• [Task objective]
Transcribe exactly the lines from the one containing "OCR this image." through the end of the data, both included. Leave out pictures.

— Begin Supplied records —

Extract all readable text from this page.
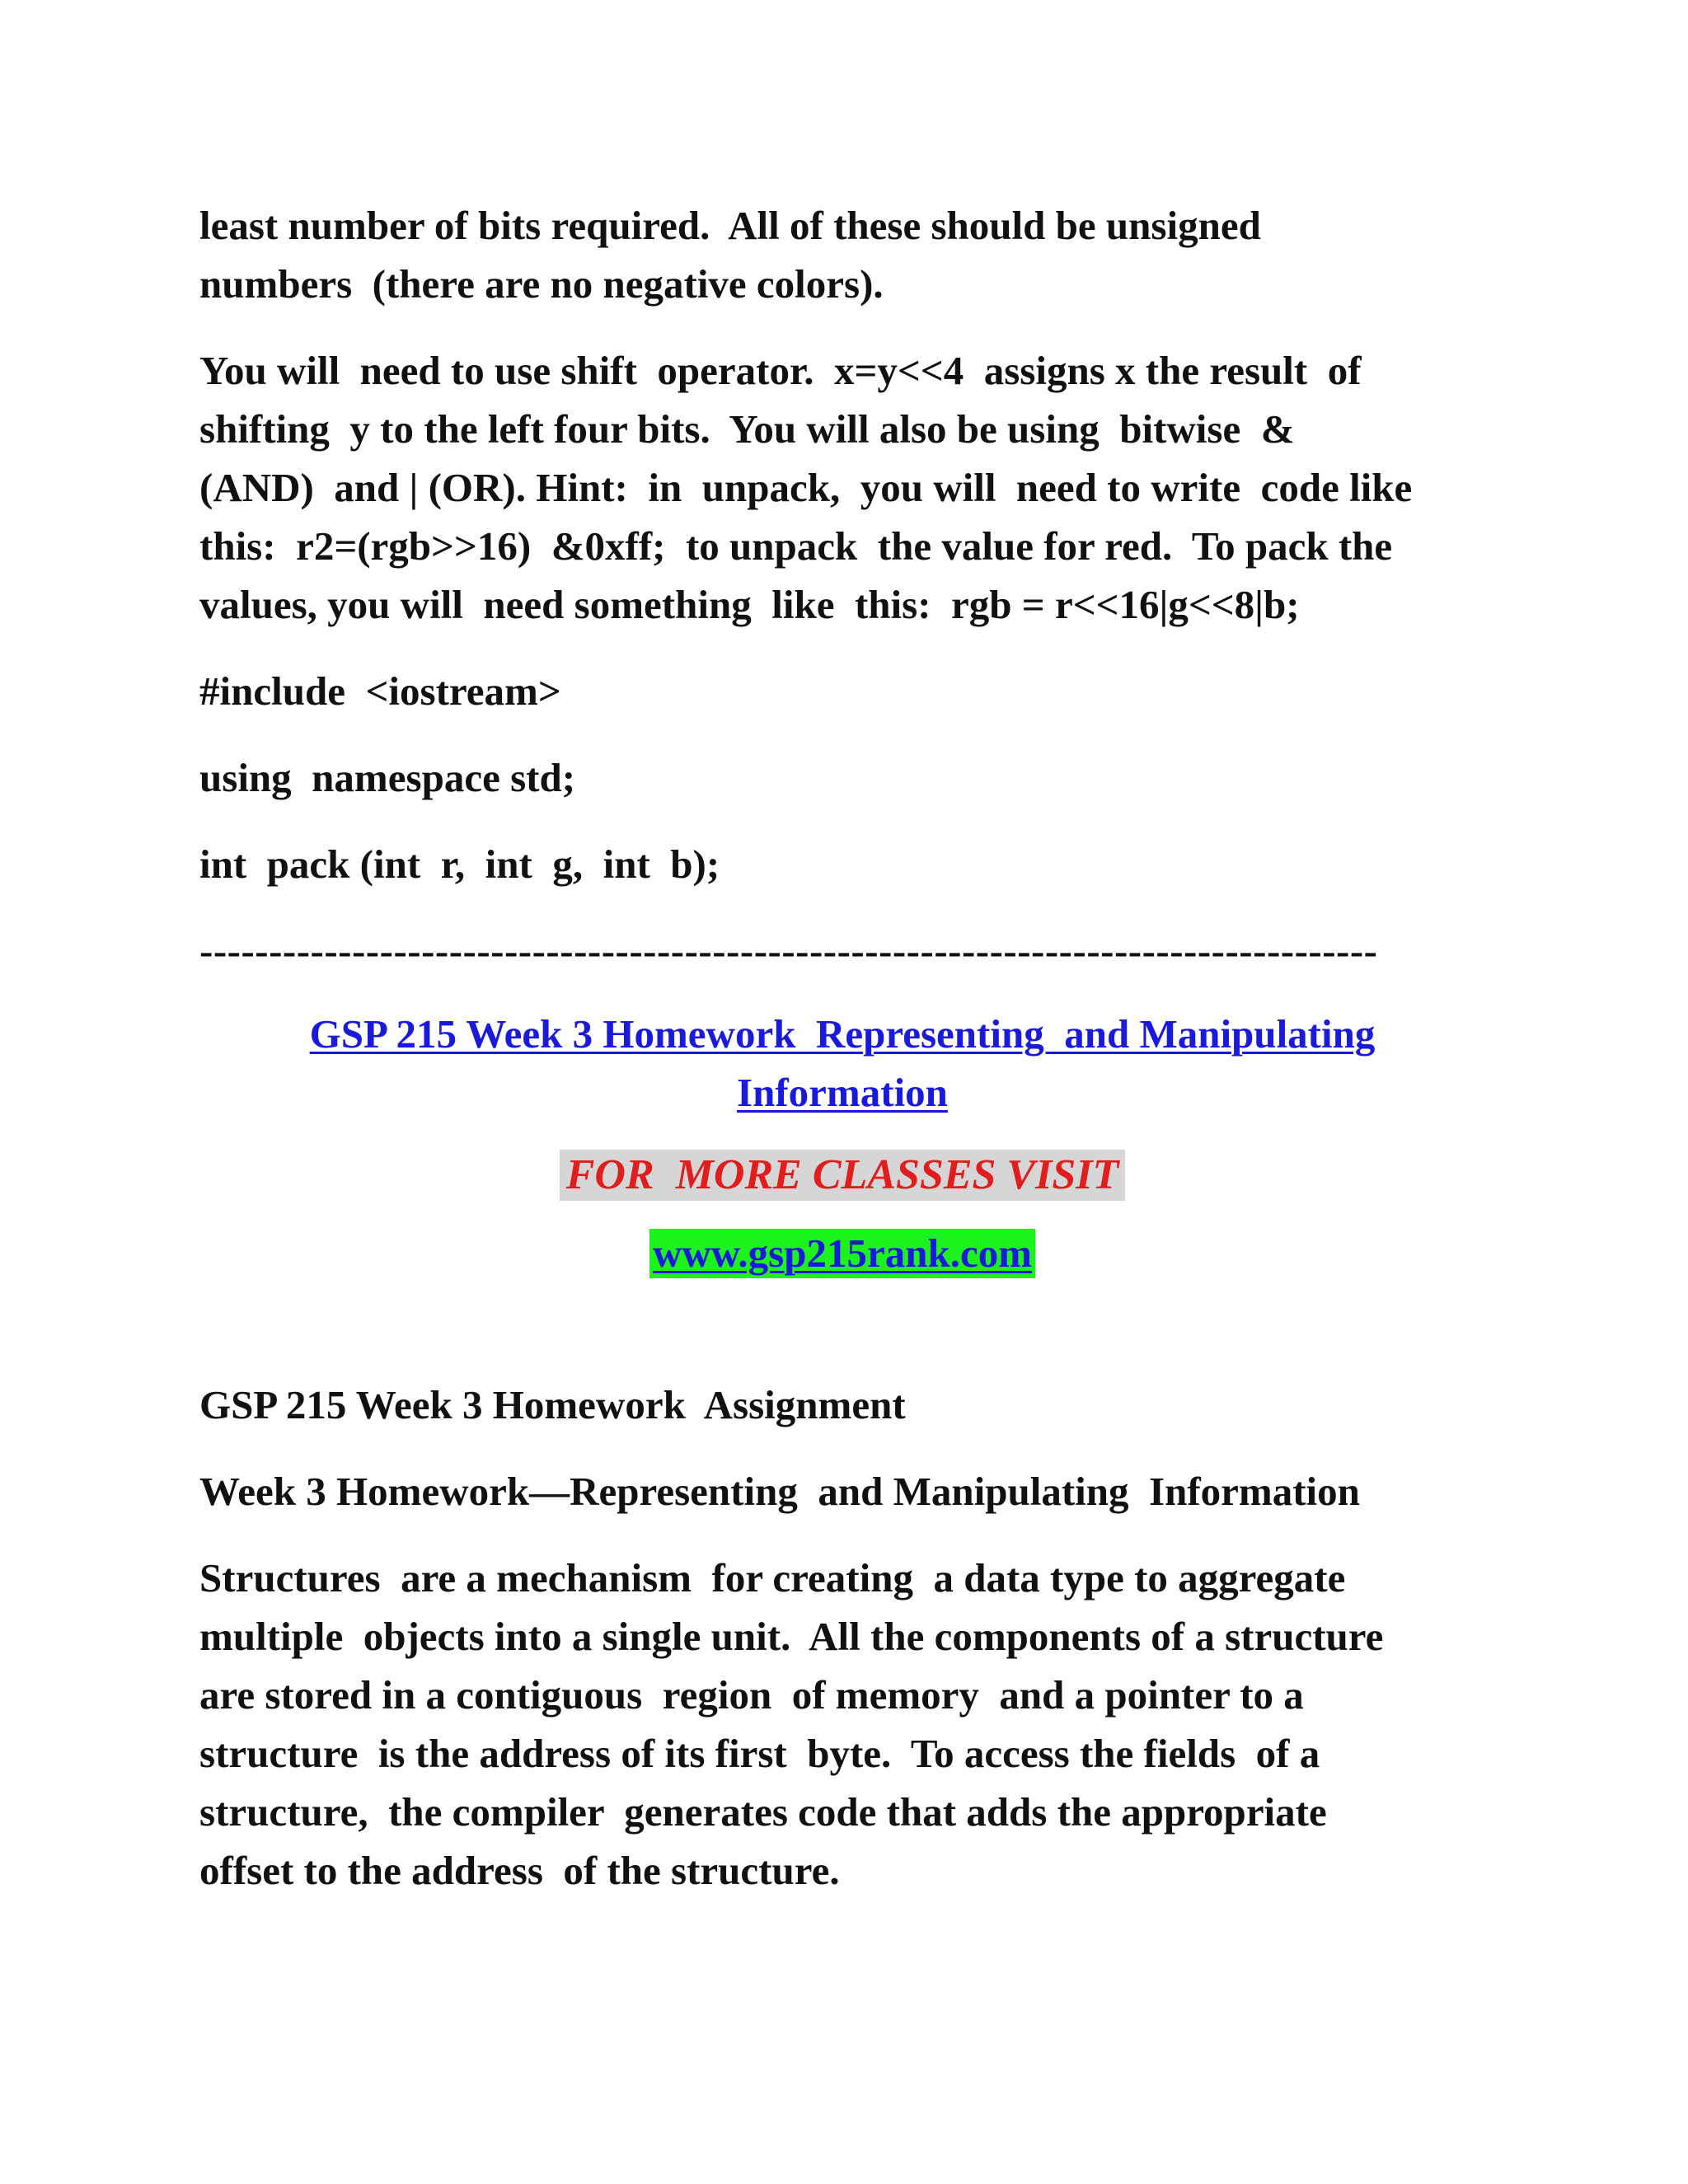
least number of bits required.  All of these should be unsigned
numbers  (there are no negative colors).

You will  need to use shift  operator.  x=y<<4  assigns x the result  of
shifting  y to the left four bits.  You will also be using  bitwise  &
(AND)  and | (OR). Hint:  in  unpack,  you will  need to write  code like
this:  r2=(rgb>>16)  &0xff;  to unpack  the value for red.  To pack the
values, you will  need something  like  this:  rgb = r<<16|g<<8|b;

#include  <iostream>

using  namespace std;

int  pack (int  r,  int  g,  int  b);

-------------------------------------------------------------------------------------

GSP 215 Week 3 Homework  Representing  and Manipulating
Information
FOR  MORE CLASSES VISIT
www.gsp215rank.com

GSP 215 Week 3 Homework  Assignment

Week 3 Homework—Representing  and Manipulating  Information

Structures  are a mechanism  for creating  a data type to aggregate
multiple  objects into a single unit.  All the components of a structure
are stored in a contiguous  region  of memory  and a pointer to a
structure  is the address of its first  byte.  To access the fields  of a
structure,  the compiler  generates code that adds the appropriate
offset to the address  of the structure.
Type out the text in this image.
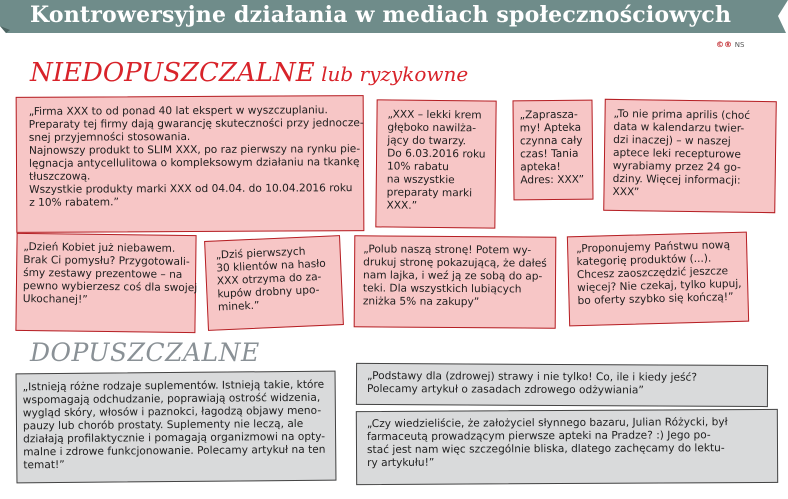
Kontrowersyjne działania w mediach społecznościowych
©® NS
NIEDOPUSZCZALNE lub ryzykowne
DOPUSZCZALNE
„Firma XXX to od ponad 40 lat ekspert w wyszczuplaniu.
Preparaty tej firmy dają gwarancję skuteczności przy jednocze-
snej przyjemności stosowania.
Najnowszy produkt to SLIM XXX, po raz pierwszy na rynku pie-
lęgnacja antycellulitowa o kompleksowym działaniu na tkankę
tłuszczową.
Wszystkie produkty marki XXX od 04.04. do 10.04.2016 roku
z 10% rabatem.”
„XXX – lekki krem
głęboko nawilża-
jący do twarzy.
Do 6.03.2016 roku
10% rabatu
na wszystkie
preparaty marki
XXX.”
„Zapraszа-
my! Apteka
czynna cały
czas! Tania
apteka!
Adres: XXX”
„To nie prima aprilis (choć
data w kalendarzu twier-
dzi inaczej) – w naszej
aptece leki recepturowe
wyrabiamy przez 24 go-
dziny. Więcej informacji:
XXX”
„Dzień Kobiet już niebawem.
Brak Ci pomysłu? Przygotowali-
śmy zestawy prezentowe – na
pewno wybierzesz coś dla swojej
Ukochanej!”
„Dziś pierwszych
30 klientów na hasło
XXX otrzyma do za-
kupów drobny upo-
minek.”
„Polub naszą stronę! Potem wy-
drukuj stronę pokazującą, że dałeś
nam lajka, i weź ją ze sobą do ap-
teki. Dla wszystkich lubiących
zniżka 5% na zakupy”
„Proponujemy Państwu nową
kategorię produktów (...).
Chcesz zaoszczędzić jeszcze
więcej? Nie czekaj, tylko kupuj,
bo oferty szybko się kończą!”
„Istnieją różne rodzaje suplementów. Istnieją takie, które
wspomagają odchudzanie, poprawiają ostrość widzenia,
wygląd skóry, włosów i paznokci, łagodzą objawy meno-
pauzy lub chorób prostaty. Suplementy nie leczą, ale
działają profilaktycznie i pomagają organizmowi na opty-
malne i zdrowe funkcjonowanie. Polecamy artykuł na ten
temat!”
„Podstawy dla (zdrowej) strawy i nie tylko! Co, ile i kiedy jeść?
Polecamy artykuł o zasadach zdrowego odżywiania”
„Czy wiedzieliście, że założyciel słynnego bazaru, Julian Różycki, był
farmaceutą prowadzącym pierwsze apteki na Pradze? :) Jego po-
stać jest nam więc szczególnie bliska, dlatego zachęcamy do lektu-
ry artykułu!”
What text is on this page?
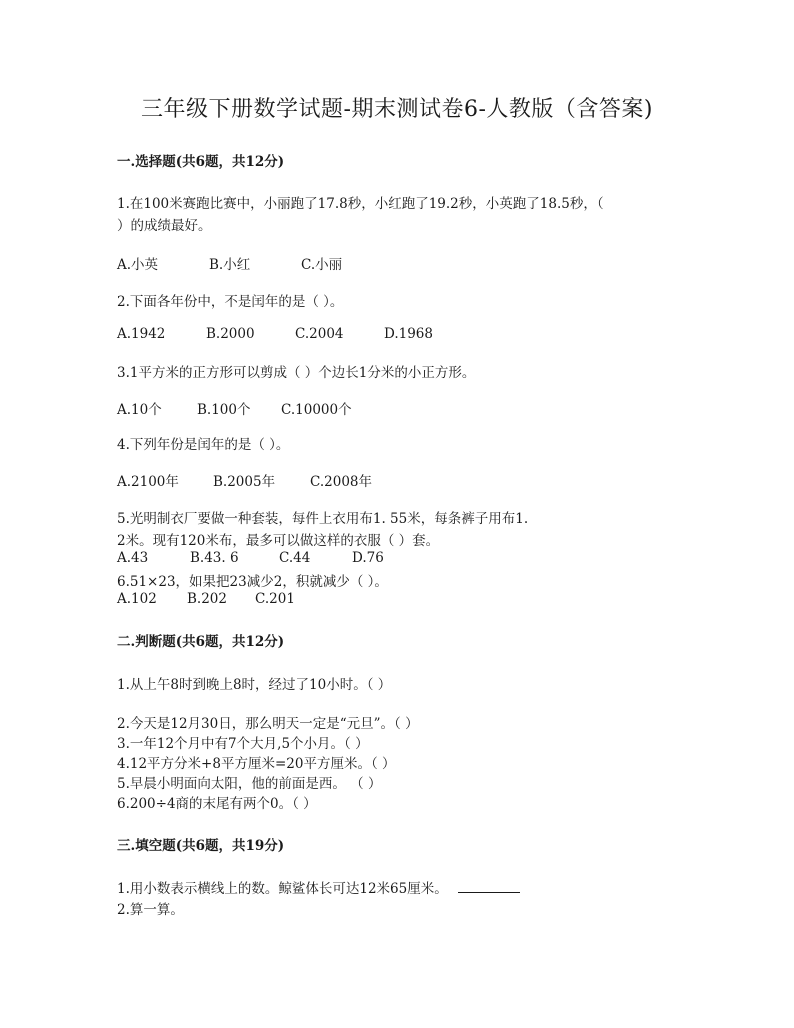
三年级下册数学试题-期末测试卷6-人教版（含答案)
一.选择题(共6题，共12分)
1.在100米赛跑比赛中，小丽跑了17.8秒，小红跑了19.2秒，小英跑了18.5秒，（
）的成绩最好。
A.小英	B.小红	C.小丽
2.下面各年份中，不是闰年的是（ ）。
A.1942	B.2000	C.2004	D.1968
3.1平方米的正方形可以剪成（ ）个边长1分米的小正方形。
A.10个	B.100个 C.10000个
4.下列年份是闰年的是（ ）。
A.2100年	B.2005年	C.2008年
5.光明制衣厂要做一种套装，每件上衣用布1. 55米，每条裤子用布1.
2米。现有120米布，最多可以做这样的衣服（ ）套。
A.43	B.43. 6	C.44	D.76
6.51×23，如果把23减少2，积就减少（ ）。
A.102 B.202 C.201
二.判断题(共6题，共12分)
1.从上午8时到晚上8时，经过了10小时。（ ）
2.今天是12月30日，那么明天一定是“元旦”。（ ）
3.一年12个月中有7个大月,5个小月。（ ）
4.12平方分米+8平方厘米=20平方厘米。（ ）
5.早晨小明面向太阳，他的前面是西。 （ ）
6.200÷4商的末尾有两个0。（ ）
三.填空题(共6题，共19分)
1.用小数表示横线上的数。鲸鲨体长可达12米65厘米。
2.算一算。
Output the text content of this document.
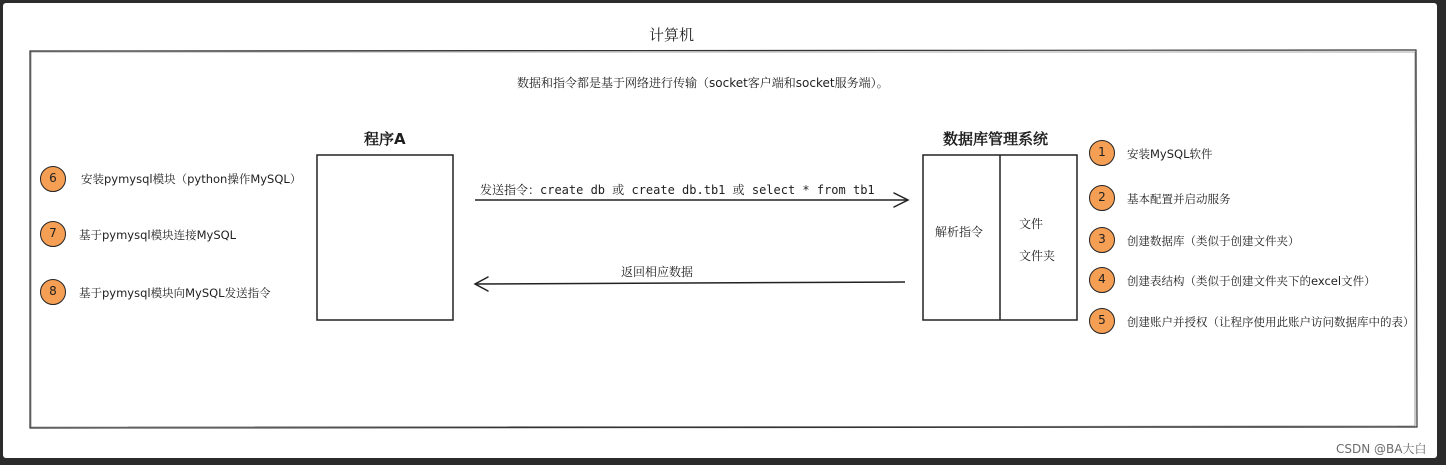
计算机
数据和指令都是基于网络进行传输（socket客户端和socket服务端）。
程序A	数据库管理系统
解析指令
文件
文件夹
发送指令：create db 或 create db.tb1 或 select * from tb1
返回相应数据
6	安装pymysql模块（python操作MySQL）
7	基于pymysql模块连接MySQL
8	基于pymysql模块向MySQL发送指令
1	安装MySQL软件
2	基本配置并启动服务
3	创建数据库（类似于创建文件夹）
4	创建表结构（类似于创建文件夹下的excel文件）
5	创建账户并授权（让程序使用此账户访问数据库中的表）
CSDN @BA大白
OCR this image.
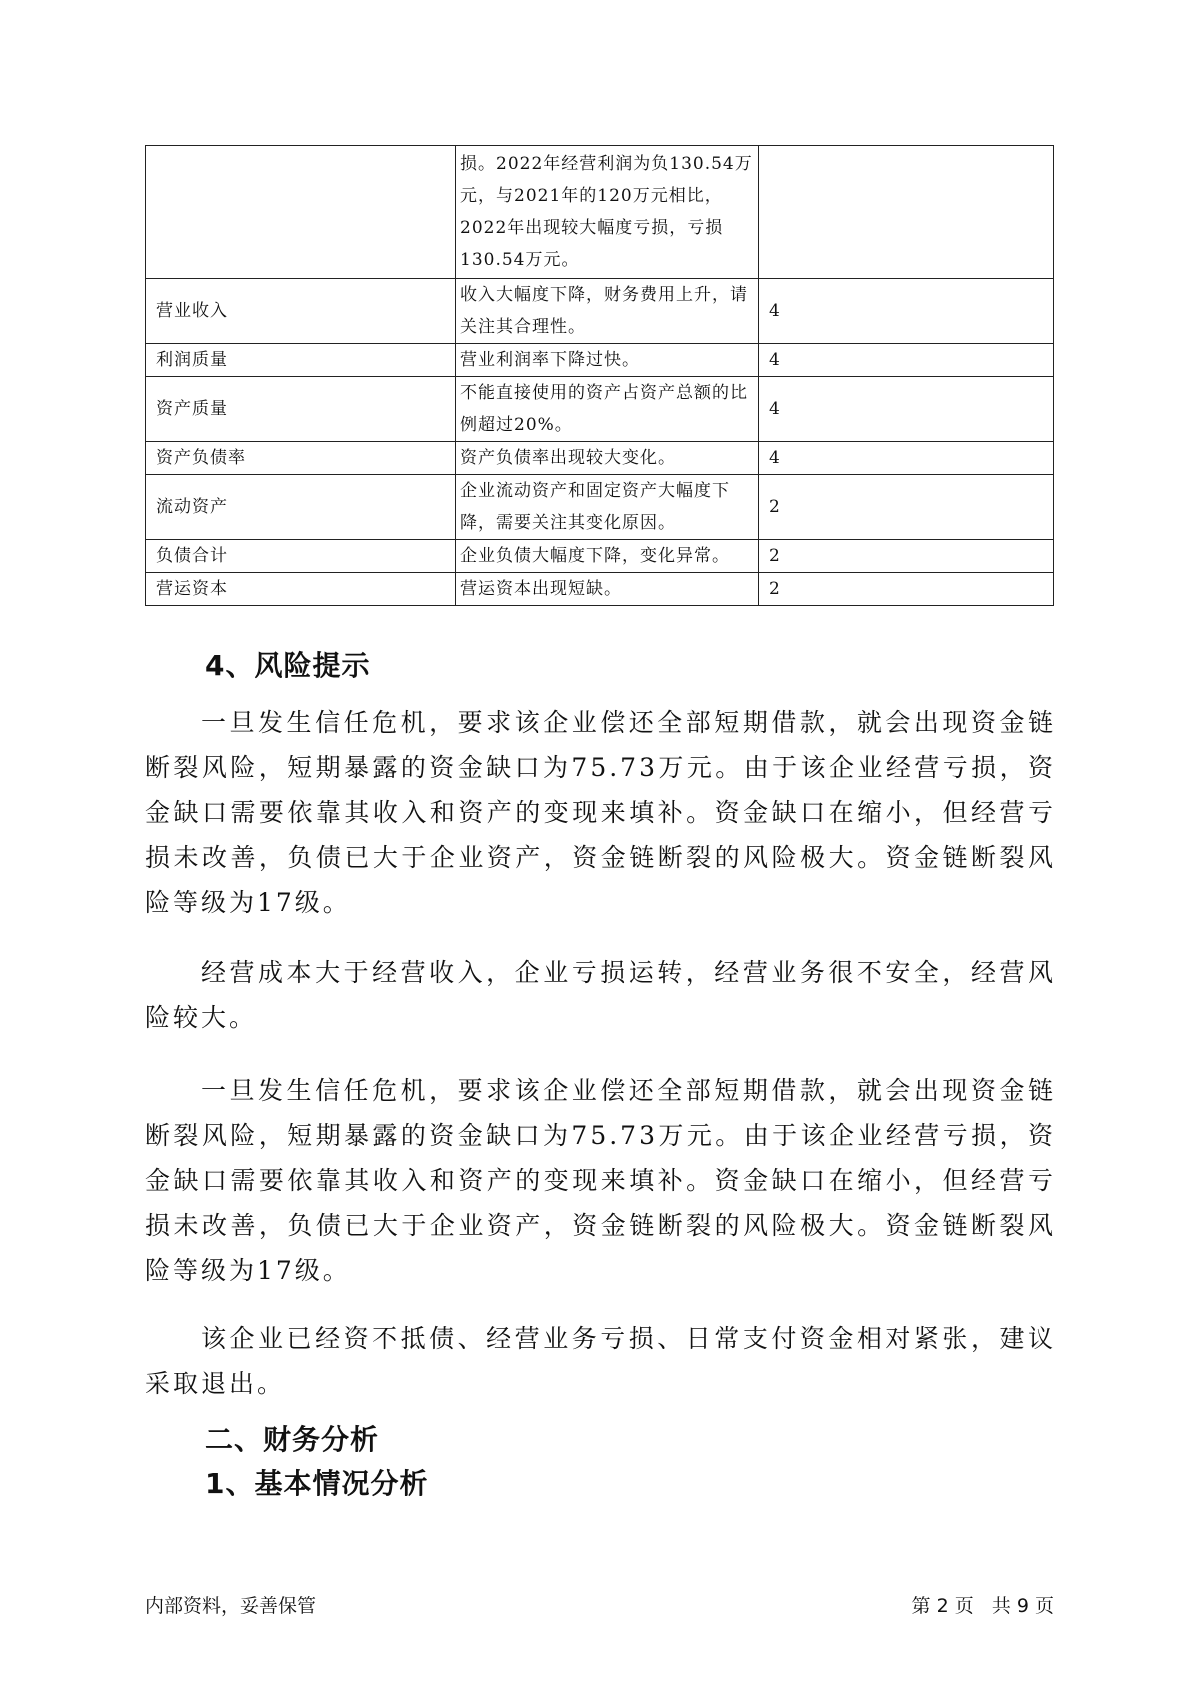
	损。2022年经营利润为负130.54万元，与2021年的120万元相比，2022年出现较大幅度亏损，亏损130.54万元。	
营业收入	收入大幅度下降，财务费用上升，请关注其合理性。	4
利润质量	营业利润率下降过快。	4
资产质量	不能直接使用的资产占资产总额的比例超过20%。	4
资产负债率	资产负债率出现较大变化。	4
流动资产	企业流动资产和固定资产大幅度下降，需要关注其变化原因。	2
负债合计	企业负债大幅度下降，变化异常。	2
营运资本	营运资本出现短缺。	2
4、风险提示

一旦发生信任危机，要求该企业偿还全部短期借款，就会出现资金链断裂风险，短期暴露的资金缺口为75.73万元。由于该企业经营亏损，资金缺口需要依靠其收入和资产的变现来填补。资金缺口在缩小，但经营亏损未改善，负债已大于企业资产，资金链断裂的风险极大。资金链断裂风险等级为17级。

经营成本大于经营收入，企业亏损运转，经营业务很不安全，经营风险较大。

一旦发生信任危机，要求该企业偿还全部短期借款，就会出现资金链断裂风险，短期暴露的资金缺口为75.73万元。由于该企业经营亏损，资金缺口需要依靠其收入和资产的变现来填补。资金缺口在缩小，但经营亏损未改善，负债已大于企业资产，资金链断裂的风险极大。资金链断裂风险等级为17级。

该企业已经资不抵债、经营业务亏损、日常支付资金相对紧张，建议采取退出。

二、财务分析
1、基本情况分析
内部资料，妥善保管	第 2 页   共 9 页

— End Supplied records —

• [Full answer]
OCR this image.
	损。2022年经营利润为负130.54万元，与2021年的120万元相比，2022年出现较大幅度亏损，亏损130.54万元。	
营业收入	收入大幅度下降，财务费用上升，请关注其合理性。	4
利润质量	营业利润率下降过快。	4
资产质量	不能直接使用的资产占资产总额的比例超过20%。	4
资产负债率	资产负债率出现较大变化。	4
流动资产	企业流动资产和固定资产大幅度下降，需要关注其变化原因。	2
负债合计	企业负债大幅度下降，变化异常。	2
营运资本	营运资本出现短缺。	2
4、风险提示

一旦发生信任危机，要求该企业偿还全部短期借款，就会出现资金链断裂风险，短期暴露的资金缺口为75.73万元。由于该企业经营亏损，资金缺口需要依靠其收入和资产的变现来填补。资金缺口在缩小，但经营亏损未改善，负债已大于企业资产，资金链断裂的风险极大。资金链断裂风险等级为17级。

经营成本大于经营收入，企业亏损运转，经营业务很不安全，经营风险较大。

一旦发生信任危机，要求该企业偿还全部短期借款，就会出现资金链断裂风险，短期暴露的资金缺口为75.73万元。由于该企业经营亏损，资金缺口需要依靠其收入和资产的变现来填补。资金缺口在缩小，但经营亏损未改善，负债已大于企业资产，资金链断裂的风险极大。资金链断裂风险等级为17级。

该企业已经资不抵债、经营业务亏损、日常支付资金相对紧张，建议采取退出。

二、财务分析
1、基本情况分析
内部资料，妥善保管	第 2 页   共 9 页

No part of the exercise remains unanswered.